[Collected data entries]
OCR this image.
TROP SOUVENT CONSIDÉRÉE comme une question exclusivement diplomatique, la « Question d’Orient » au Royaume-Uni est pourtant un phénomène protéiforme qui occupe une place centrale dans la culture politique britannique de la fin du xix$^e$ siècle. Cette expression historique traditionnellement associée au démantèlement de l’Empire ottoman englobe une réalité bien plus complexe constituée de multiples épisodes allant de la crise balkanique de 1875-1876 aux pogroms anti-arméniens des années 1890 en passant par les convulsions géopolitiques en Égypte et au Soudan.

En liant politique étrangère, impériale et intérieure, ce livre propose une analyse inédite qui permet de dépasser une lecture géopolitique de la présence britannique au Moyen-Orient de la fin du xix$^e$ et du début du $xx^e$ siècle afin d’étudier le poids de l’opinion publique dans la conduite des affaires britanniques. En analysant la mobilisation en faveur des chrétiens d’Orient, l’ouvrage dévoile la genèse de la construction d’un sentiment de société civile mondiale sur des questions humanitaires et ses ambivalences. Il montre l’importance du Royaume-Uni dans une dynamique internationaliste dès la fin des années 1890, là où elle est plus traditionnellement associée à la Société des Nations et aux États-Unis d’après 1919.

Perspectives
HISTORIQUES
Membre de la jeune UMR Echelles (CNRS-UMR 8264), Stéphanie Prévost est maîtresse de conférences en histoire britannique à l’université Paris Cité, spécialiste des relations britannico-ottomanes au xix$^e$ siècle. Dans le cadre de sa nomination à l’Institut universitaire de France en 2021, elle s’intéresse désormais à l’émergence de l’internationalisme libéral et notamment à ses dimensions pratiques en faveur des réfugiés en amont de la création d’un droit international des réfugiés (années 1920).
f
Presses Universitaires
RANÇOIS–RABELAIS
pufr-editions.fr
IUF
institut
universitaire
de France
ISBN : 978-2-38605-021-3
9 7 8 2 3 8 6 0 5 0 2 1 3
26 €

GIVEN TASK:
Repeat every entry exactly as written above.

EXPECTED ANSWER:
OCR this image.
TROP SOUVENT CONSIDÉRÉE comme une question exclusivement diplomatique, la « Question d’Orient » au Royaume-Uni est pourtant un phénomène protéiforme qui occupe une place centrale dans la culture politique britannique de la fin du xix$^e$ siècle. Cette expression historique traditionnellement associée au démantèlement de l’Empire ottoman englobe une réalité bien plus complexe constituée de multiples épisodes allant de la crise balkanique de 1875-1876 aux pogroms anti-arméniens des années 1890 en passant par les convulsions géopolitiques en Égypte et au Soudan.

En liant politique étrangère, impériale et intérieure, ce livre propose une analyse inédite qui permet de dépasser une lecture géopolitique de la présence britannique au Moyen-Orient de la fin du xix$^e$ et du début du $xx^e$ siècle afin d’étudier le poids de l’opinion publique dans la conduite des affaires britanniques. En analysant la mobilisation en faveur des chrétiens d’Orient, l’ouvrage dévoile la genèse de la construction d’un sentiment de société civile mondiale sur des questions humanitaires et ses ambivalences. Il montre l’importance du Royaume-Uni dans une dynamique internationaliste dès la fin des années 1890, là où elle est plus traditionnellement associée à la Société des Nations et aux États-Unis d’après 1919.

Perspectives
HISTORIQUES
Membre de la jeune UMR Echelles (CNRS-UMR 8264), Stéphanie Prévost est maîtresse de conférences en histoire britannique à l’université Paris Cité, spécialiste des relations britannico-ottomanes au xix$^e$ siècle. Dans le cadre de sa nomination à l’Institut universitaire de France en 2021, elle s’intéresse désormais à l’émergence de l’internationalisme libéral et notamment à ses dimensions pratiques en faveur des réfugiés en amont de la création d’un droit international des réfugiés (années 1920).
f
Presses Universitaires
RANÇOIS–RABELAIS
pufr-editions.fr
IUF
institut
universitaire
de France
ISBN : 978-2-38605-021-3
9 7 8 2 3 8 6 0 5 0 2 1 3
26 €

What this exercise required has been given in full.